[Rows from a dataset]
····················
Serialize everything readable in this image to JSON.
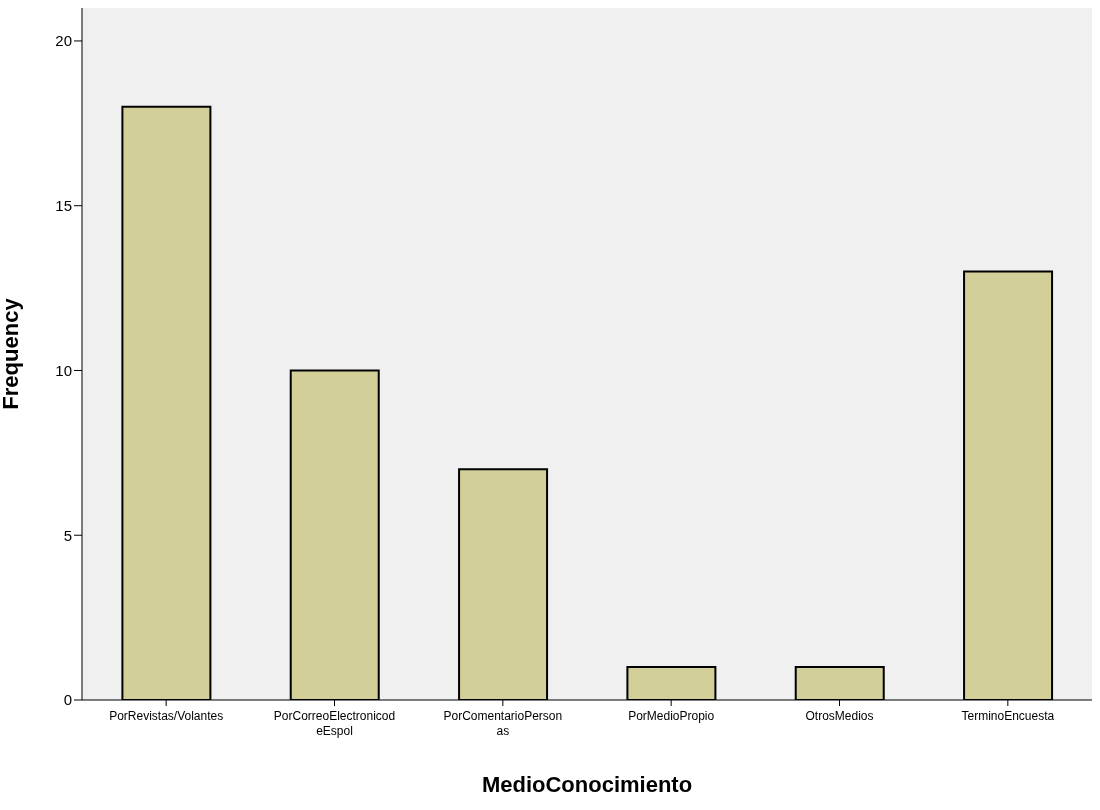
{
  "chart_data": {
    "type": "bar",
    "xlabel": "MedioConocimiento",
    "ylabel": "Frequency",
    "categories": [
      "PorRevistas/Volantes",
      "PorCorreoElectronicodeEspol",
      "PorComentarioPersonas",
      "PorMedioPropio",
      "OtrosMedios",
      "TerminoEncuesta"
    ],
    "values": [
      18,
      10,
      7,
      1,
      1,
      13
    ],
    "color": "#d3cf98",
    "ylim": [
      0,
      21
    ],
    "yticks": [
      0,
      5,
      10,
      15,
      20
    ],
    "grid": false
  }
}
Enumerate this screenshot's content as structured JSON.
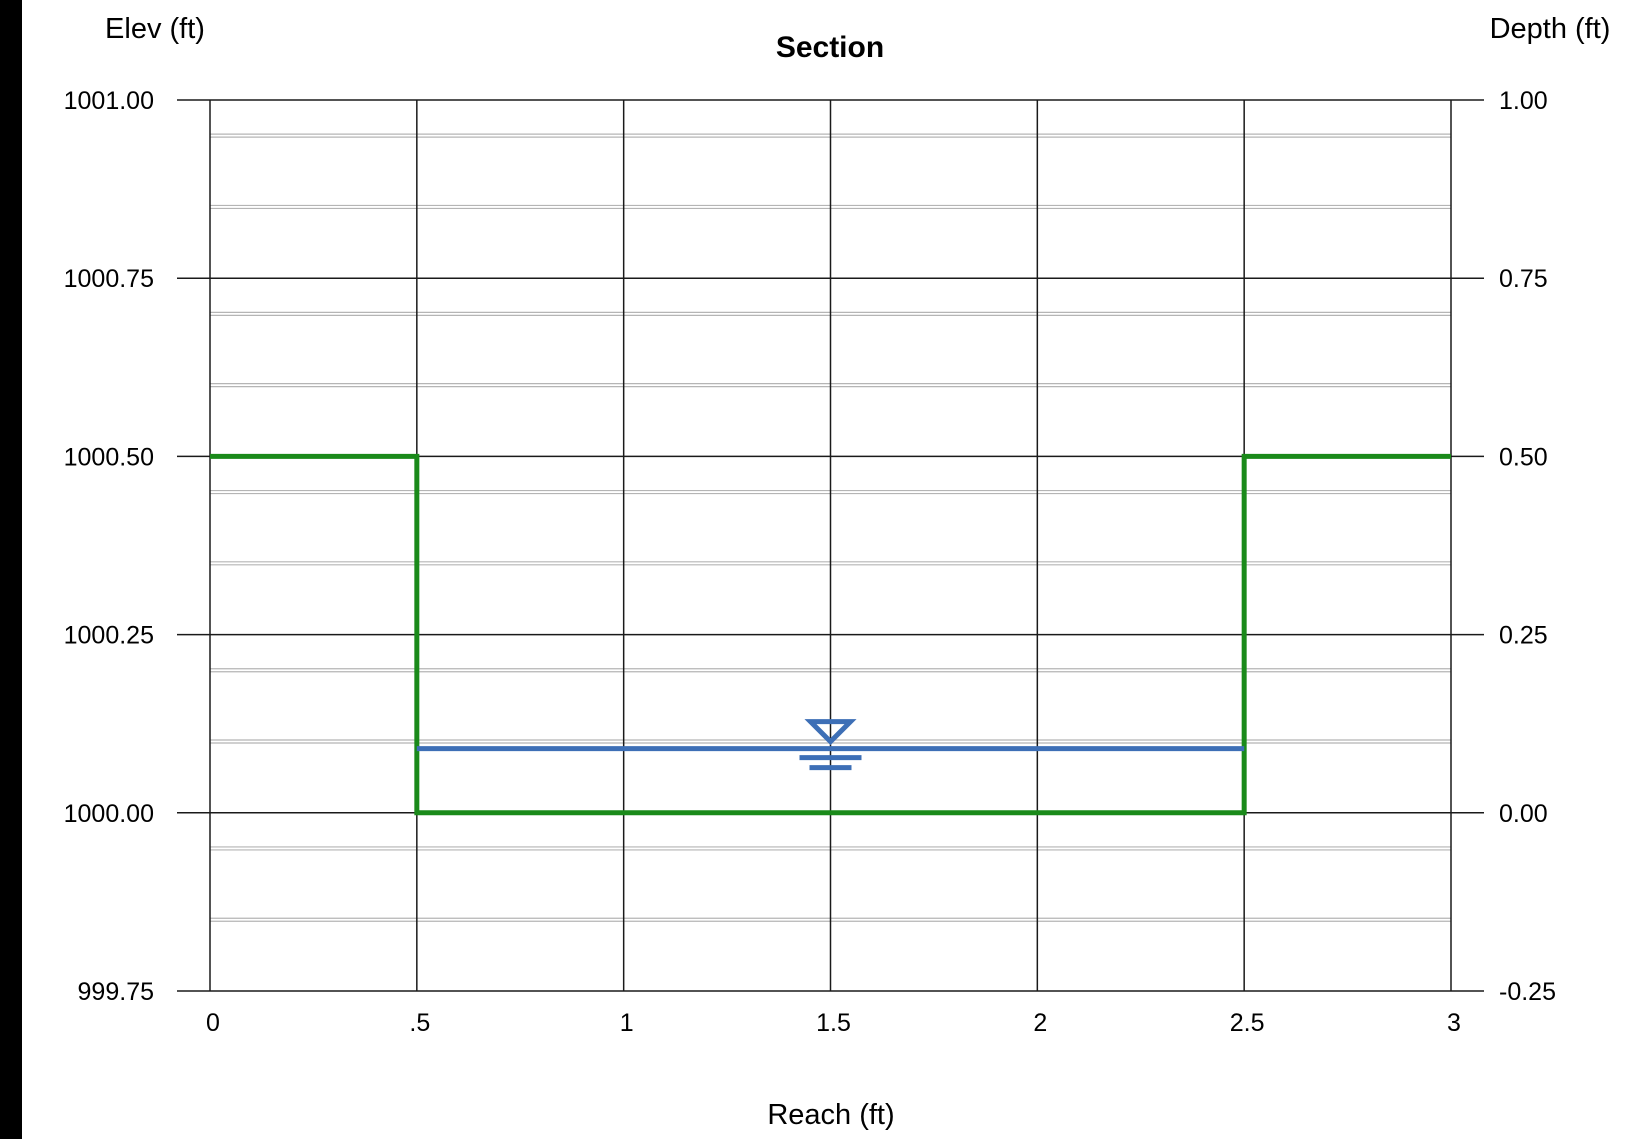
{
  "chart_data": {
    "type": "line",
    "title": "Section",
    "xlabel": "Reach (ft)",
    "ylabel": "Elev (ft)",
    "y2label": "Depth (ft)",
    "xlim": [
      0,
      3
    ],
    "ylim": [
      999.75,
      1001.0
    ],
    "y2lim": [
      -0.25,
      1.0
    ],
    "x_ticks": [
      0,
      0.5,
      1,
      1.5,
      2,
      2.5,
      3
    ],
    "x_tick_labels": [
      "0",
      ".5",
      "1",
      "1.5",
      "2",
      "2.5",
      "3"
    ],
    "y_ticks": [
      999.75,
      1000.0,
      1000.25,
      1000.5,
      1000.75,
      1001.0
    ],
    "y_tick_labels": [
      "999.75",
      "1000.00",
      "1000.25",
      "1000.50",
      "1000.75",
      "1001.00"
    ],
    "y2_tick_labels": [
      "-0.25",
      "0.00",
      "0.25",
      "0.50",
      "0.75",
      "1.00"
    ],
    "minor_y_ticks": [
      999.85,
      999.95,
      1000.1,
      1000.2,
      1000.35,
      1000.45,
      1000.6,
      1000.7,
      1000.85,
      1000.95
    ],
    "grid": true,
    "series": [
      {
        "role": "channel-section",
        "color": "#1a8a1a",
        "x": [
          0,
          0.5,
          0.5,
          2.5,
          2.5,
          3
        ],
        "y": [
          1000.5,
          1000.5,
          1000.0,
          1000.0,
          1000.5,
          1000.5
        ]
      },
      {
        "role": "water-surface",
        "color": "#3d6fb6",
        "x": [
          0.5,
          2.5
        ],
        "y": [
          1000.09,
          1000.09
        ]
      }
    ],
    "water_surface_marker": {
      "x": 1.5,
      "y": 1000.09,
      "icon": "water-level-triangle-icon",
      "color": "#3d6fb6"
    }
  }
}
····················
Requirement:
Make a word-for-word copy of the entries, without any pictures.

Worked answer:
Serialize everything readable in this image to JSON.
{
  "chart_data": {
    "type": "bar",
    "xlabel": "MedioConocimiento",
    "ylabel": "Frequency",
    "categories": [
      "PorRevistas/Volantes",
      "PorCorreoElectronicodeEspol",
      "PorComentarioPersonas",
      "PorMedioPropio",
      "OtrosMedios",
      "TerminoEncuesta"
    ],
    "values": [
      18,
      10,
      7,
      1,
      1,
      13
    ],
    "color": "#d3cf98",
    "ylim": [
      0,
      21
    ],
    "yticks": [
      0,
      5,
      10,
      15,
      20
    ],
    "grid": false
  }
}
Enumerate this screenshot's content as structured JSON.
{
  "chart_data": {
    "type": "line",
    "title": "Section",
    "xlabel": "Reach (ft)",
    "ylabel": "Elev (ft)",
    "y2label": "Depth (ft)",
    "xlim": [
      0,
      3
    ],
    "ylim": [
      999.75,
      1001.0
    ],
    "y2lim": [
      -0.25,
      1.0
    ],
    "x_ticks": [
      0,
      0.5,
      1,
      1.5,
      2,
      2.5,
      3
    ],
    "x_tick_labels": [
      "0",
      ".5",
      "1",
      "1.5",
      "2",
      "2.5",
      "3"
    ],
    "y_ticks": [
      999.75,
      1000.0,
      1000.25,
      1000.5,
      1000.75,
      1001.0
    ],
    "y_tick_labels": [
      "999.75",
      "1000.00",
      "1000.25",
      "1000.50",
      "1000.75",
      "1001.00"
    ],
    "y2_tick_labels": [
      "-0.25",
      "0.00",
      "0.25",
      "0.50",
      "0.75",
      "1.00"
    ],
    "minor_y_ticks": [
      999.85,
      999.95,
      1000.1,
      1000.2,
      1000.35,
      1000.45,
      1000.6,
      1000.7,
      1000.85,
      1000.95
    ],
    "grid": true,
    "series": [
      {
        "role": "channel-section",
        "color": "#1a8a1a",
        "x": [
          0,
          0.5,
          0.5,
          2.5,
          2.5,
          3
        ],
        "y": [
          1000.5,
          1000.5,
          1000.0,
          1000.0,
          1000.5,
          1000.5
        ]
      },
      {
        "role": "water-surface",
        "color": "#3d6fb6",
        "x": [
          0.5,
          2.5
        ],
        "y": [
          1000.09,
          1000.09
        ]
      }
    ],
    "water_surface_marker": {
      "x": 1.5,
      "y": 1000.09,
      "icon": "water-level-triangle-icon",
      "color": "#3d6fb6"
    }
  }
}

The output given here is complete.